The request -> Extract the text of every entry below exactly; leave images out.

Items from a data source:
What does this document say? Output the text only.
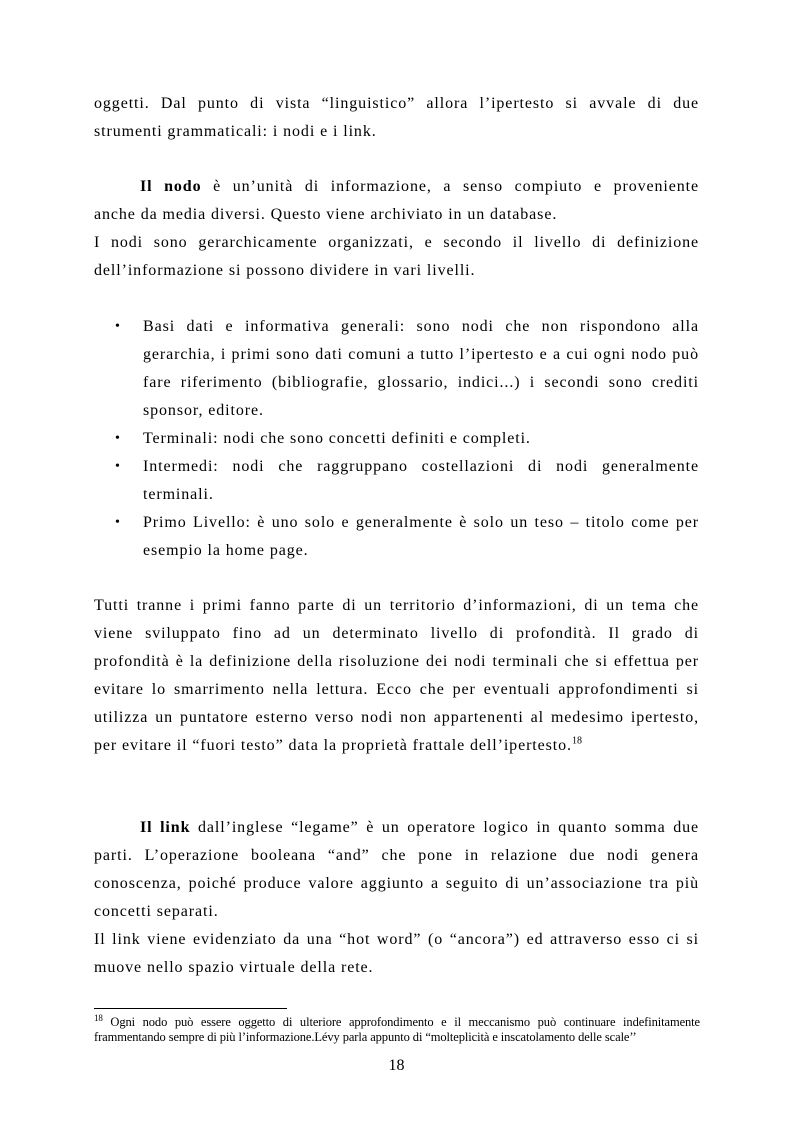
oggetti. Dal punto di vista “linguistico” allora l’ipertesto si avvale di due
strumenti grammaticali: i nodi e i link.
Il nodo è un’unità di informazione, a senso compiuto e proveniente
anche da media diversi. Questo viene archiviato in un database.
I nodi sono gerarchicamente organizzati, e secondo il livello di definizione
dell’informazione si possono dividere in vari livelli.
• Basi dati e informativa generali: sono nodi che non rispondono alla gerarchia, i primi sono dati comuni a tutto l’ipertesto e a cui ogni nodo può fare riferimento (bibliografie, glossario, indici...) i secondi sono crediti sponsor, editore.
• Terminali: nodi che sono concetti definiti e completi.
• Intermedi: nodi che raggruppano costellazioni di nodi generalmente terminali.
• Primo Livello: è uno solo e generalmente è solo un teso – titolo come per esempio la home page.

Tutti tranne i primi fanno parte di un territorio d’informazioni, di un tema che viene sviluppato fino ad un determinato livello di profondità. Il grado di profondità è la definizione della risoluzione dei nodi terminali che si effettua per evitare lo smarrimento nella lettura. Ecco che per eventuali approfondimenti si utilizza un puntatore esterno verso nodi non appartenenti al medesimo ipertesto, per evitare il “fuori testo” data la proprietà frattale dell’ipertesto.$^{18}$

Il link dall’inglese “legame” è un operatore logico in quanto somma due parti. L’operazione booleana “and” che pone in relazione due nodi genera conoscenza, poiché produce valore aggiunto a seguito di un’associazione tra più concetti separati.
Il link viene evidenziato da una “hot word” (o “ancora”) ed attraverso esso ci si muove nello spazio virtuale della rete.

$^{18}$ Ogni nodo può essere oggetto di ulteriore approfondimento e il meccanismo può continuare indefinitamente frammentando sempre di più l’informazione.Lévy parla appunto di “molteplicità e inscatolamento delle scale’’

18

Solution to the exercise ->
What does this document say? Output the text only.
oggetti. Dal punto di vista “linguistico” allora l’ipertesto si avvale di due
strumenti grammaticali: i nodi e i link.
Il nodo è un’unità di informazione, a senso compiuto e proveniente
anche da media diversi. Questo viene archiviato in un database.
I nodi sono gerarchicamente organizzati, e secondo il livello di definizione
dell’informazione si possono dividere in vari livelli.
• Basi dati e informativa generali: sono nodi che non rispondono alla gerarchia, i primi sono dati comuni a tutto l’ipertesto e a cui ogni nodo può fare riferimento (bibliografie, glossario, indici...) i secondi sono crediti sponsor, editore.
• Terminali: nodi che sono concetti definiti e completi.
• Intermedi: nodi che raggruppano costellazioni di nodi generalmente terminali.
• Primo Livello: è uno solo e generalmente è solo un teso – titolo come per esempio la home page.

Tutti tranne i primi fanno parte di un territorio d’informazioni, di un tema che viene sviluppato fino ad un determinato livello di profondità. Il grado di profondità è la definizione della risoluzione dei nodi terminali che si effettua per evitare lo smarrimento nella lettura. Ecco che per eventuali approfondimenti si utilizza un puntatore esterno verso nodi non appartenenti al medesimo ipertesto, per evitare il “fuori testo” data la proprietà frattale dell’ipertesto.$^{18}$

Il link dall’inglese “legame” è un operatore logico in quanto somma due parti. L’operazione booleana “and” che pone in relazione due nodi genera conoscenza, poiché produce valore aggiunto a seguito di un’associazione tra più concetti separati.
Il link viene evidenziato da una “hot word” (o “ancora”) ed attraverso esso ci si muove nello spazio virtuale della rete.

$^{18}$ Ogni nodo può essere oggetto di ulteriore approfondimento e il meccanismo può continuare indefinitamente frammentando sempre di più l’informazione.Lévy parla appunto di “molteplicità e inscatolamento delle scale’’

18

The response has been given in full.